== TASK STATEMENT ==
The records below must be transcribed exactly. Do not include the pictures.

Dataset records on visual material:

%%

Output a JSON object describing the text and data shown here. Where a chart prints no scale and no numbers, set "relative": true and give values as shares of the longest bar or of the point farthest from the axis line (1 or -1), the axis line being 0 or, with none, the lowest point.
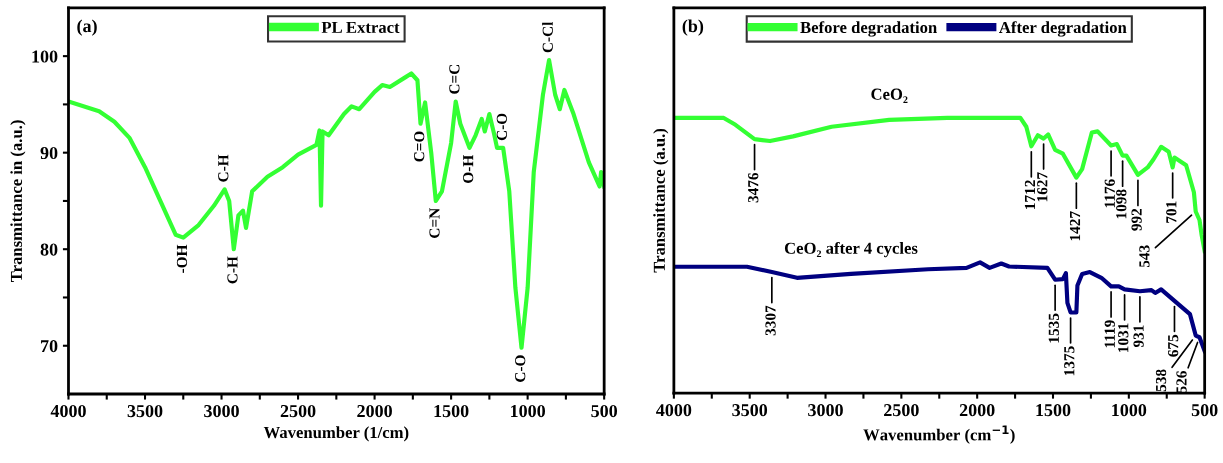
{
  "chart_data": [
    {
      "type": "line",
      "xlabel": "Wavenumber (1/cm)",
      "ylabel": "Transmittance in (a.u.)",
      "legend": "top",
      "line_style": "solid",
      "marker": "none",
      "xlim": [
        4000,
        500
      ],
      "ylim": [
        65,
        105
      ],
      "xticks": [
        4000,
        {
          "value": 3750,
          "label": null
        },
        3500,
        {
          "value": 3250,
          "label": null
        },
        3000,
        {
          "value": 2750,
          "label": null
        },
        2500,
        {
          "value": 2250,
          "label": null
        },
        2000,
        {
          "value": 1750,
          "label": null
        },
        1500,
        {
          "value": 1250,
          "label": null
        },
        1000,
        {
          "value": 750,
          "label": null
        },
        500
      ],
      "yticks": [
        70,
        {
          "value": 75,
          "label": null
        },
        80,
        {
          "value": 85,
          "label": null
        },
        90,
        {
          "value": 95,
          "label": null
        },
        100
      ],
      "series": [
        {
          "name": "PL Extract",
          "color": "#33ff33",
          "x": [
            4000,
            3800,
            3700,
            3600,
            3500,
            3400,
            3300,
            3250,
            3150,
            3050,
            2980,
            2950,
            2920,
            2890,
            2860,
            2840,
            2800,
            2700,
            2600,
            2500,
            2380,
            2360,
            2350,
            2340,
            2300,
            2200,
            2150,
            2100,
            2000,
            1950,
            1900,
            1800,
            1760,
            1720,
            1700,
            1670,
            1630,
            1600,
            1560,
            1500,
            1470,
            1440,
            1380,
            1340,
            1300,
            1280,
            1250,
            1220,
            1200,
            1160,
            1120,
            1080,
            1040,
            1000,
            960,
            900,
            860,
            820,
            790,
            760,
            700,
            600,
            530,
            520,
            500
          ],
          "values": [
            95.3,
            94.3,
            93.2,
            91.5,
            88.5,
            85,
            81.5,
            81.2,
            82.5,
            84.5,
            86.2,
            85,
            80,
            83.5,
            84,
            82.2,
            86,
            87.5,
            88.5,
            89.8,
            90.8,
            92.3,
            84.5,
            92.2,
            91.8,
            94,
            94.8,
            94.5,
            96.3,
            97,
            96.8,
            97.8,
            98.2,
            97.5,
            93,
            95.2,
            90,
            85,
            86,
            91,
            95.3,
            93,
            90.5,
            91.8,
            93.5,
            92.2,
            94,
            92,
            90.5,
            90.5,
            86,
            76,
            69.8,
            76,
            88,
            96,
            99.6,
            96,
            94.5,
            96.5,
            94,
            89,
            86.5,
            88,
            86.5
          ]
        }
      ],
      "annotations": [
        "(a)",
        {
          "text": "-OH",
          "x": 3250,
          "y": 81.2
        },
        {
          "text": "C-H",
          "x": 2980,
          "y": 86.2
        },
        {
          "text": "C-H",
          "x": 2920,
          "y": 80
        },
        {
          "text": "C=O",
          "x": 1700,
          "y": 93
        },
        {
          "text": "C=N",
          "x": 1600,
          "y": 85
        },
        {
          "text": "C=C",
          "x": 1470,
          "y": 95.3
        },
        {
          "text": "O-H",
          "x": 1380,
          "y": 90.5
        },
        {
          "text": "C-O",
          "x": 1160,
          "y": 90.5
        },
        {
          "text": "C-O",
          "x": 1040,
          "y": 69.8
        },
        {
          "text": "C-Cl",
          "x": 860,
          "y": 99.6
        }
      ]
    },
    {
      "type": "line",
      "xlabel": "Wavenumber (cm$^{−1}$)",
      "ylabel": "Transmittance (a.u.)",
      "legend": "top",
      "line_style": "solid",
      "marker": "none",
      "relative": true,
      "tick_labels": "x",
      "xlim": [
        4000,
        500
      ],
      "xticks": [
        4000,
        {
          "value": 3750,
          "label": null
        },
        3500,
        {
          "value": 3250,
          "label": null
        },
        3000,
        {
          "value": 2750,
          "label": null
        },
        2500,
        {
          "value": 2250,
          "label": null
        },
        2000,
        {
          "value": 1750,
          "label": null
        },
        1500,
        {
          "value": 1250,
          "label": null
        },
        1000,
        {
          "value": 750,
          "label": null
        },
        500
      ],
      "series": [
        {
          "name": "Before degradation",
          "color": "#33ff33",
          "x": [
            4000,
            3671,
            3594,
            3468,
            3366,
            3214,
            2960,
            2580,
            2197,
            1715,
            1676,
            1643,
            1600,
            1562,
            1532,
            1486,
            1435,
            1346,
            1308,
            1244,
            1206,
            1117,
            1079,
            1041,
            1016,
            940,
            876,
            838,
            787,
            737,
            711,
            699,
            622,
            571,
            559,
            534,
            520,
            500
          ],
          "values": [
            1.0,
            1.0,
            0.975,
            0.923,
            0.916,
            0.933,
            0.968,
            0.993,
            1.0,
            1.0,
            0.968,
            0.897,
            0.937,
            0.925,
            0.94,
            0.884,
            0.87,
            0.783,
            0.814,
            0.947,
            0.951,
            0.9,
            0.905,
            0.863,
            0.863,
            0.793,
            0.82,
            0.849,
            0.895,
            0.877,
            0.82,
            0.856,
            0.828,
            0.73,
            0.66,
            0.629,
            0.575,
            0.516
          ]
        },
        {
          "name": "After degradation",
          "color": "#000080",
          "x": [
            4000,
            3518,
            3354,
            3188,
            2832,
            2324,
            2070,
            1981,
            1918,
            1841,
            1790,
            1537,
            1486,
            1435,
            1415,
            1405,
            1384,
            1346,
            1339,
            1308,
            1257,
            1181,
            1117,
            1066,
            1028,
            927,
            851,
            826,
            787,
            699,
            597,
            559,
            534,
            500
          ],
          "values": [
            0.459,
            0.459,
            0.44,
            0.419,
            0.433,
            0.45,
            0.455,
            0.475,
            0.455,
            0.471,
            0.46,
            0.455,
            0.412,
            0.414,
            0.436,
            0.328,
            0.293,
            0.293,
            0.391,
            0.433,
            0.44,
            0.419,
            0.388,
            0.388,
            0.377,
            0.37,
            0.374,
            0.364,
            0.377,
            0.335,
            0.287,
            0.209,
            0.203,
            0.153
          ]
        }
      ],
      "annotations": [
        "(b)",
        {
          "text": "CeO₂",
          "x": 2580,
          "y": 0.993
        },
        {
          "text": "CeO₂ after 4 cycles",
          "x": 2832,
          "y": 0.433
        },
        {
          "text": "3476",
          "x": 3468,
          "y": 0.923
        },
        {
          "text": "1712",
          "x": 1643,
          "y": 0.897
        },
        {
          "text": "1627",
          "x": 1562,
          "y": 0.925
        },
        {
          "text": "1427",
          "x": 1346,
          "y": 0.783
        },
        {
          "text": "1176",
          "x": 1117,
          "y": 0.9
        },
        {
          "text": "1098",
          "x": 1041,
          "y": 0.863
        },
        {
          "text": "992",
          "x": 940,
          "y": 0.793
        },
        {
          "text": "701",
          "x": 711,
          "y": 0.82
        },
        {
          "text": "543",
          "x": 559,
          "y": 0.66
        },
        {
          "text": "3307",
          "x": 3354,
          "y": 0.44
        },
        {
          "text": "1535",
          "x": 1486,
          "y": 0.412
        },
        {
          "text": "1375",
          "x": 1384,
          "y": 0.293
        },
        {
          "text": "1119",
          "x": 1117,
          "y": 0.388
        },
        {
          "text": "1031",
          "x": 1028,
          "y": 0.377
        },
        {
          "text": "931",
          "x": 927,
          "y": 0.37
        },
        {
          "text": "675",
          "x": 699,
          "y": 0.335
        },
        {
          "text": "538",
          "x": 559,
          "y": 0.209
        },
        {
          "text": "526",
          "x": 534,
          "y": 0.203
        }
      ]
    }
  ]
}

%%

== THE REPLY ==
Output a JSON object describing the text and data shown here. Where a chart prints no scale and no numbers, set "relative": true and give values as shares of the longest bar or of the point farthest from the axis line (1 or -1), the axis line being 0 or, with none, the lowest point.
{
  "chart_data": [
    {
      "type": "line",
      "xlabel": "Wavenumber (1/cm)",
      "ylabel": "Transmittance in (a.u.)",
      "legend": "top",
      "line_style": "solid",
      "marker": "none",
      "xlim": [
        4000,
        500
      ],
      "ylim": [
        65,
        105
      ],
      "xticks": [
        4000,
        {
          "value": 3750,
          "label": null
        },
        3500,
        {
          "value": 3250,
          "label": null
        },
        3000,
        {
          "value": 2750,
          "label": null
        },
        2500,
        {
          "value": 2250,
          "label": null
        },
        2000,
        {
          "value": 1750,
          "label": null
        },
        1500,
        {
          "value": 1250,
          "label": null
        },
        1000,
        {
          "value": 750,
          "label": null
        },
        500
      ],
      "yticks": [
        70,
        {
          "value": 75,
          "label": null
        },
        80,
        {
          "value": 85,
          "label": null
        },
        90,
        {
          "value": 95,
          "label": null
        },
        100
      ],
      "series": [
        {
          "name": "PL Extract",
          "color": "#33ff33",
          "x": [
            4000,
            3800,
            3700,
            3600,
            3500,
            3400,
            3300,
            3250,
            3150,
            3050,
            2980,
            2950,
            2920,
            2890,
            2860,
            2840,
            2800,
            2700,
            2600,
            2500,
            2380,
            2360,
            2350,
            2340,
            2300,
            2200,
            2150,
            2100,
            2000,
            1950,
            1900,
            1800,
            1760,
            1720,
            1700,
            1670,
            1630,
            1600,
            1560,
            1500,
            1470,
            1440,
            1380,
            1340,
            1300,
            1280,
            1250,
            1220,
            1200,
            1160,
            1120,
            1080,
            1040,
            1000,
            960,
            900,
            860,
            820,
            790,
            760,
            700,
            600,
            530,
            520,
            500
          ],
          "values": [
            95.3,
            94.3,
            93.2,
            91.5,
            88.5,
            85,
            81.5,
            81.2,
            82.5,
            84.5,
            86.2,
            85,
            80,
            83.5,
            84,
            82.2,
            86,
            87.5,
            88.5,
            89.8,
            90.8,
            92.3,
            84.5,
            92.2,
            91.8,
            94,
            94.8,
            94.5,
            96.3,
            97,
            96.8,
            97.8,
            98.2,
            97.5,
            93,
            95.2,
            90,
            85,
            86,
            91,
            95.3,
            93,
            90.5,
            91.8,
            93.5,
            92.2,
            94,
            92,
            90.5,
            90.5,
            86,
            76,
            69.8,
            76,
            88,
            96,
            99.6,
            96,
            94.5,
            96.5,
            94,
            89,
            86.5,
            88,
            86.5
          ]
        }
      ],
      "annotations": [
        "(a)",
        {
          "text": "-OH",
          "x": 3250,
          "y": 81.2
        },
        {
          "text": "C-H",
          "x": 2980,
          "y": 86.2
        },
        {
          "text": "C-H",
          "x": 2920,
          "y": 80
        },
        {
          "text": "C=O",
          "x": 1700,
          "y": 93
        },
        {
          "text": "C=N",
          "x": 1600,
          "y": 85
        },
        {
          "text": "C=C",
          "x": 1470,
          "y": 95.3
        },
        {
          "text": "O-H",
          "x": 1380,
          "y": 90.5
        },
        {
          "text": "C-O",
          "x": 1160,
          "y": 90.5
        },
        {
          "text": "C-O",
          "x": 1040,
          "y": 69.8
        },
        {
          "text": "C-Cl",
          "x": 860,
          "y": 99.6
        }
      ]
    },
    {
      "type": "line",
      "xlabel": "Wavenumber (cm$^{−1}$)",
      "ylabel": "Transmittance (a.u.)",
      "legend": "top",
      "line_style": "solid",
      "marker": "none",
      "relative": true,
      "tick_labels": "x",
      "xlim": [
        4000,
        500
      ],
      "xticks": [
        4000,
        {
          "value": 3750,
          "label": null
        },
        3500,
        {
          "value": 3250,
          "label": null
        },
        3000,
        {
          "value": 2750,
          "label": null
        },
        2500,
        {
          "value": 2250,
          "label": null
        },
        2000,
        {
          "value": 1750,
          "label": null
        },
        1500,
        {
          "value": 1250,
          "label": null
        },
        1000,
        {
          "value": 750,
          "label": null
        },
        500
      ],
      "series": [
        {
          "name": "Before degradation",
          "color": "#33ff33",
          "x": [
            4000,
            3671,
            3594,
            3468,
            3366,
            3214,
            2960,
            2580,
            2197,
            1715,
            1676,
            1643,
            1600,
            1562,
            1532,
            1486,
            1435,
            1346,
            1308,
            1244,
            1206,
            1117,
            1079,
            1041,
            1016,
            940,
            876,
            838,
            787,
            737,
            711,
            699,
            622,
            571,
            559,
            534,
            520,
            500
          ],
          "values": [
            1.0,
            1.0,
            0.975,
            0.923,
            0.916,
            0.933,
            0.968,
            0.993,
            1.0,
            1.0,
            0.968,
            0.897,
            0.937,
            0.925,
            0.94,
            0.884,
            0.87,
            0.783,
            0.814,
            0.947,
            0.951,
            0.9,
            0.905,
            0.863,
            0.863,
            0.793,
            0.82,
            0.849,
            0.895,
            0.877,
            0.82,
            0.856,
            0.828,
            0.73,
            0.66,
            0.629,
            0.575,
            0.516
          ]
        },
        {
          "name": "After degradation",
          "color": "#000080",
          "x": [
            4000,
            3518,
            3354,
            3188,
            2832,
            2324,
            2070,
            1981,
            1918,
            1841,
            1790,
            1537,
            1486,
            1435,
            1415,
            1405,
            1384,
            1346,
            1339,
            1308,
            1257,
            1181,
            1117,
            1066,
            1028,
            927,
            851,
            826,
            787,
            699,
            597,
            559,
            534,
            500
          ],
          "values": [
            0.459,
            0.459,
            0.44,
            0.419,
            0.433,
            0.45,
            0.455,
            0.475,
            0.455,
            0.471,
            0.46,
            0.455,
            0.412,
            0.414,
            0.436,
            0.328,
            0.293,
            0.293,
            0.391,
            0.433,
            0.44,
            0.419,
            0.388,
            0.388,
            0.377,
            0.37,
            0.374,
            0.364,
            0.377,
            0.335,
            0.287,
            0.209,
            0.203,
            0.153
          ]
        }
      ],
      "annotations": [
        "(b)",
        {
          "text": "CeO₂",
          "x": 2580,
          "y": 0.993
        },
        {
          "text": "CeO₂ after 4 cycles",
          "x": 2832,
          "y": 0.433
        },
        {
          "text": "3476",
          "x": 3468,
          "y": 0.923
        },
        {
          "text": "1712",
          "x": 1643,
          "y": 0.897
        },
        {
          "text": "1627",
          "x": 1562,
          "y": 0.925
        },
        {
          "text": "1427",
          "x": 1346,
          "y": 0.783
        },
        {
          "text": "1176",
          "x": 1117,
          "y": 0.9
        },
        {
          "text": "1098",
          "x": 1041,
          "y": 0.863
        },
        {
          "text": "992",
          "x": 940,
          "y": 0.793
        },
        {
          "text": "701",
          "x": 711,
          "y": 0.82
        },
        {
          "text": "543",
          "x": 559,
          "y": 0.66
        },
        {
          "text": "3307",
          "x": 3354,
          "y": 0.44
        },
        {
          "text": "1535",
          "x": 1486,
          "y": 0.412
        },
        {
          "text": "1375",
          "x": 1384,
          "y": 0.293
        },
        {
          "text": "1119",
          "x": 1117,
          "y": 0.388
        },
        {
          "text": "1031",
          "x": 1028,
          "y": 0.377
        },
        {
          "text": "931",
          "x": 927,
          "y": 0.37
        },
        {
          "text": "675",
          "x": 699,
          "y": 0.335
        },
        {
          "text": "538",
          "x": 559,
          "y": 0.209
        },
        {
          "text": "526",
          "x": 534,
          "y": 0.203
        }
      ]
    }
  ]
}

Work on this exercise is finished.